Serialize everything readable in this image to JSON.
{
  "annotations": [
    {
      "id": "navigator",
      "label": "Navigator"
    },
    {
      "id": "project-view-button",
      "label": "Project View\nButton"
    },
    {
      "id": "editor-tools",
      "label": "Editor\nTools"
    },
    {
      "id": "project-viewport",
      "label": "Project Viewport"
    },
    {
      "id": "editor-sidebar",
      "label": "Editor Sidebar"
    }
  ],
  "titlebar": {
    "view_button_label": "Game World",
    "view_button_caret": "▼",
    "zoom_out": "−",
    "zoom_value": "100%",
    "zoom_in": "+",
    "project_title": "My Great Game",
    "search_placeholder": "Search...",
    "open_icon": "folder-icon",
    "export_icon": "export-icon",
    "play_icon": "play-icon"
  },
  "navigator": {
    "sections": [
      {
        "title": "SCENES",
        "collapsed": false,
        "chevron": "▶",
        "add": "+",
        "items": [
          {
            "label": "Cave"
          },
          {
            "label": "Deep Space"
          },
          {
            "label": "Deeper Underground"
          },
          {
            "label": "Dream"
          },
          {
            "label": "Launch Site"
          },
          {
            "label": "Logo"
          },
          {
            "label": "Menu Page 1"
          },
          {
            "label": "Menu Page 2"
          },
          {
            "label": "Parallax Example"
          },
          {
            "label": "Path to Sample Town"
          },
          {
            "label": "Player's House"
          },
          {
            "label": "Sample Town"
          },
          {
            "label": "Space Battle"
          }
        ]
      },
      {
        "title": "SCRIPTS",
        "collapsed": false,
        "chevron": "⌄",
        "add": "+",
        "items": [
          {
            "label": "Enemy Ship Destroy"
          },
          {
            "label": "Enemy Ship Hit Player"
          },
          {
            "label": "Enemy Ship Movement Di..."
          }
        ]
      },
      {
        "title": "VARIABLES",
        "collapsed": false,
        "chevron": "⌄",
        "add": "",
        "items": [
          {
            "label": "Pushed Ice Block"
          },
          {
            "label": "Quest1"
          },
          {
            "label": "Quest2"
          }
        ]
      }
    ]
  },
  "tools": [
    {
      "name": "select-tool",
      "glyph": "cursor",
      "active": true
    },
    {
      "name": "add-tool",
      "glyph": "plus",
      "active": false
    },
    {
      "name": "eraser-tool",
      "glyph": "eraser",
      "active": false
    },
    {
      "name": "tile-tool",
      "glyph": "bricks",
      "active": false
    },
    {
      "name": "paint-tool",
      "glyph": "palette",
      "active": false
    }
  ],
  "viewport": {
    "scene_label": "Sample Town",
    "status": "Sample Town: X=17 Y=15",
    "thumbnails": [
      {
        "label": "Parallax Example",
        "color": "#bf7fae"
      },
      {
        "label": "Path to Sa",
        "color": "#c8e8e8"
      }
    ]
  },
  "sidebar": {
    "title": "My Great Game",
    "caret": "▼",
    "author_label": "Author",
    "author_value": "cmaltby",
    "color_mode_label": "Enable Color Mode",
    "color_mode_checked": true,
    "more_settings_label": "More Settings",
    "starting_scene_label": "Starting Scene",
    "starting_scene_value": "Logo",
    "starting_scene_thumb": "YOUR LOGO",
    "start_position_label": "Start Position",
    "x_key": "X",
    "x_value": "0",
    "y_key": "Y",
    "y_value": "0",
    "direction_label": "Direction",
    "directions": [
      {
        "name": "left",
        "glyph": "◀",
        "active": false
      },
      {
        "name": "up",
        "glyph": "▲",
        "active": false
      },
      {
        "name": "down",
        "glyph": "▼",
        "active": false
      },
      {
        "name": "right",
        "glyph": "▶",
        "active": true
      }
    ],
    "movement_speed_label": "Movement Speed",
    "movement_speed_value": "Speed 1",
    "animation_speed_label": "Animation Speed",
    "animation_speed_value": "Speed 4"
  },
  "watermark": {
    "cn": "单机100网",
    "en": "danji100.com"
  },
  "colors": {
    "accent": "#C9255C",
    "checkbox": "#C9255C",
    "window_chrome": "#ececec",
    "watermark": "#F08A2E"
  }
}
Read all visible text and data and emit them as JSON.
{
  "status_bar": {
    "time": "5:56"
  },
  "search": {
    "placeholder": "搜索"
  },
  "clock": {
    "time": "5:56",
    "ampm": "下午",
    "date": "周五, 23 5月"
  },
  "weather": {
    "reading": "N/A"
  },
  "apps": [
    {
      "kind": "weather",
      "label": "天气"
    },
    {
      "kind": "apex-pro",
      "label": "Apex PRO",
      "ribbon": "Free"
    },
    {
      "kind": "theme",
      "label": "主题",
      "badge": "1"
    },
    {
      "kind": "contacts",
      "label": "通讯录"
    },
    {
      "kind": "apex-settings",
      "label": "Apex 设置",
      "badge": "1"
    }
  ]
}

● **PROBLEM TO WORK ON**
Copy the records above exactly.

● **COMPLETE OUTPUT**
Serialize everything readable in this image to JSON.
{
  "annotations": [
    {
      "id": "navigator",
      "label": "Navigator"
    },
    {
      "id": "project-view-button",
      "label": "Project View\nButton"
    },
    {
      "id": "editor-tools",
      "label": "Editor\nTools"
    },
    {
      "id": "project-viewport",
      "label": "Project Viewport"
    },
    {
      "id": "editor-sidebar",
      "label": "Editor Sidebar"
    }
  ],
  "titlebar": {
    "view_button_label": "Game World",
    "view_button_caret": "▼",
    "zoom_out": "−",
    "zoom_value": "100%",
    "zoom_in": "+",
    "project_title": "My Great Game",
    "search_placeholder": "Search...",
    "open_icon": "folder-icon",
    "export_icon": "export-icon",
    "play_icon": "play-icon"
  },
  "navigator": {
    "sections": [
      {
        "title": "SCENES",
        "collapsed": false,
        "chevron": "▶",
        "add": "+",
        "items": [
          {
            "label": "Cave"
          },
          {
            "label": "Deep Space"
          },
          {
            "label": "Deeper Underground"
          },
          {
            "label": "Dream"
          },
          {
            "label": "Launch Site"
          },
          {
            "label": "Logo"
          },
          {
            "label": "Menu Page 1"
          },
          {
            "label": "Menu Page 2"
          },
          {
            "label": "Parallax Example"
          },
          {
            "label": "Path to Sample Town"
          },
          {
            "label": "Player's House"
          },
          {
            "label": "Sample Town"
          },
          {
            "label": "Space Battle"
          }
        ]
      },
      {
        "title": "SCRIPTS",
        "collapsed": false,
        "chevron": "⌄",
        "add": "+",
        "items": [
          {
            "label": "Enemy Ship Destroy"
          },
          {
            "label": "Enemy Ship Hit Player"
          },
          {
            "label": "Enemy Ship Movement Di..."
          }
        ]
      },
      {
        "title": "VARIABLES",
        "collapsed": false,
        "chevron": "⌄",
        "add": "",
        "items": [
          {
            "label": "Pushed Ice Block"
          },
          {
            "label": "Quest1"
          },
          {
            "label": "Quest2"
          }
        ]
      }
    ]
  },
  "tools": [
    {
      "name": "select-tool",
      "glyph": "cursor",
      "active": true
    },
    {
      "name": "add-tool",
      "glyph": "plus",
      "active": false
    },
    {
      "name": "eraser-tool",
      "glyph": "eraser",
      "active": false
    },
    {
      "name": "tile-tool",
      "glyph": "bricks",
      "active": false
    },
    {
      "name": "paint-tool",
      "glyph": "palette",
      "active": false
    }
  ],
  "viewport": {
    "scene_label": "Sample Town",
    "status": "Sample Town: X=17 Y=15",
    "thumbnails": [
      {
        "label": "Parallax Example",
        "color": "#bf7fae"
      },
      {
        "label": "Path to Sa",
        "color": "#c8e8e8"
      }
    ]
  },
  "sidebar": {
    "title": "My Great Game",
    "caret": "▼",
    "author_label": "Author",
    "author_value": "cmaltby",
    "color_mode_label": "Enable Color Mode",
    "color_mode_checked": true,
    "more_settings_label": "More Settings",
    "starting_scene_label": "Starting Scene",
    "starting_scene_value": "Logo",
    "starting_scene_thumb": "YOUR LOGO",
    "start_position_label": "Start Position",
    "x_key": "X",
    "x_value": "0",
    "y_key": "Y",
    "y_value": "0",
    "direction_label": "Direction",
    "directions": [
      {
        "name": "left",
        "glyph": "◀",
        "active": false
      },
      {
        "name": "up",
        "glyph": "▲",
        "active": false
      },
      {
        "name": "down",
        "glyph": "▼",
        "active": false
      },
      {
        "name": "right",
        "glyph": "▶",
        "active": true
      }
    ],
    "movement_speed_label": "Movement Speed",
    "movement_speed_value": "Speed 1",
    "animation_speed_label": "Animation Speed",
    "animation_speed_value": "Speed 4"
  },
  "watermark": {
    "cn": "单机100网",
    "en": "danji100.com"
  },
  "colors": {
    "accent": "#C9255C",
    "checkbox": "#C9255C",
    "window_chrome": "#ececec",
    "watermark": "#F08A2E"
  }
}
Read all visible text and data and emit them as JSON.
{
  "status_bar": {
    "time": "5:56"
  },
  "search": {
    "placeholder": "搜索"
  },
  "clock": {
    "time": "5:56",
    "ampm": "下午",
    "date": "周五, 23 5月"
  },
  "weather": {
    "reading": "N/A"
  },
  "apps": [
    {
      "kind": "weather",
      "label": "天气"
    },
    {
      "kind": "apex-pro",
      "label": "Apex PRO",
      "ribbon": "Free"
    },
    {
      "kind": "theme",
      "label": "主题",
      "badge": "1"
    },
    {
      "kind": "contacts",
      "label": "通讯录"
    },
    {
      "kind": "apex-settings",
      "label": "Apex 设置",
      "badge": "1"
    }
  ]
}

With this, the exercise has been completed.